**Problem requirements:** Write the material out again exactly as it stands.

·····

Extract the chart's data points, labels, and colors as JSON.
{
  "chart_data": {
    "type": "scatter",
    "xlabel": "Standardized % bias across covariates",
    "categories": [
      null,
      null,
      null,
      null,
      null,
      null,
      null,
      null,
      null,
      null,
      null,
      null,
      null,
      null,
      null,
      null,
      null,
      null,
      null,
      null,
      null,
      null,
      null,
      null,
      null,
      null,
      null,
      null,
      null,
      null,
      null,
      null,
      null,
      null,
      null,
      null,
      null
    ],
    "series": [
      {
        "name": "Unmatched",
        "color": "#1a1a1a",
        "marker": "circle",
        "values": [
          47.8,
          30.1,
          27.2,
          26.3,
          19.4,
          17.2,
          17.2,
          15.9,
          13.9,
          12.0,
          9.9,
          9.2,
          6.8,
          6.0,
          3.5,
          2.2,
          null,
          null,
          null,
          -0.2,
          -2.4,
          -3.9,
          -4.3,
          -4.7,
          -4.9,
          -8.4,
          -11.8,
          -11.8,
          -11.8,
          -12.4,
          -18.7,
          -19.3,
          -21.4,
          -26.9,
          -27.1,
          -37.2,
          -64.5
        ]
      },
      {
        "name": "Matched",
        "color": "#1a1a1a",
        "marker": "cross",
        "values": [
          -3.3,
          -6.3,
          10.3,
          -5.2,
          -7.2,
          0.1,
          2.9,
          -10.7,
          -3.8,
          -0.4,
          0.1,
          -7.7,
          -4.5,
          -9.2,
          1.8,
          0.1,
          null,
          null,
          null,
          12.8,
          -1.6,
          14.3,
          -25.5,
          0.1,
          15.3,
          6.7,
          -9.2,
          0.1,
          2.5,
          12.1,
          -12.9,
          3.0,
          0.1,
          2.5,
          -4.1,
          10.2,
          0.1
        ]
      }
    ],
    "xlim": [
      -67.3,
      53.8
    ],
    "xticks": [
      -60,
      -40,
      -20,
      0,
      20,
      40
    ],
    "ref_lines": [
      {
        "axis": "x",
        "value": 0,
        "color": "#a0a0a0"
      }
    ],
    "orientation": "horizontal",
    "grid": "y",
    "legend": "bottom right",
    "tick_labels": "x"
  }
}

·····

**Written response:**
Extract the chart's data points, labels, and colors as JSON.
{
  "chart_data": {
    "type": "scatter",
    "xlabel": "Standardized % bias across covariates",
    "categories": [
      null,
      null,
      null,
      null,
      null,
      null,
      null,
      null,
      null,
      null,
      null,
      null,
      null,
      null,
      null,
      null,
      null,
      null,
      null,
      null,
      null,
      null,
      null,
      null,
      null,
      null,
      null,
      null,
      null,
      null,
      null,
      null,
      null,
      null,
      null,
      null,
      null
    ],
    "series": [
      {
        "name": "Unmatched",
        "color": "#1a1a1a",
        "marker": "circle",
        "values": [
          47.8,
          30.1,
          27.2,
          26.3,
          19.4,
          17.2,
          17.2,
          15.9,
          13.9,
          12.0,
          9.9,
          9.2,
          6.8,
          6.0,
          3.5,
          2.2,
          null,
          null,
          null,
          -0.2,
          -2.4,
          -3.9,
          -4.3,
          -4.7,
          -4.9,
          -8.4,
          -11.8,
          -11.8,
          -11.8,
          -12.4,
          -18.7,
          -19.3,
          -21.4,
          -26.9,
          -27.1,
          -37.2,
          -64.5
        ]
      },
      {
        "name": "Matched",
        "color": "#1a1a1a",
        "marker": "cross",
        "values": [
          -3.3,
          -6.3,
          10.3,
          -5.2,
          -7.2,
          0.1,
          2.9,
          -10.7,
          -3.8,
          -0.4,
          0.1,
          -7.7,
          -4.5,
          -9.2,
          1.8,
          0.1,
          null,
          null,
          null,
          12.8,
          -1.6,
          14.3,
          -25.5,
          0.1,
          15.3,
          6.7,
          -9.2,
          0.1,
          2.5,
          12.1,
          -12.9,
          3.0,
          0.1,
          2.5,
          -4.1,
          10.2,
          0.1
        ]
      }
    ],
    "xlim": [
      -67.3,
      53.8
    ],
    "xticks": [
      -60,
      -40,
      -20,
      0,
      20,
      40
    ],
    "ref_lines": [
      {
        "axis": "x",
        "value": 0,
        "color": "#a0a0a0"
      }
    ],
    "orientation": "horizontal",
    "grid": "y",
    "legend": "bottom right",
    "tick_labels": "x"
  }
}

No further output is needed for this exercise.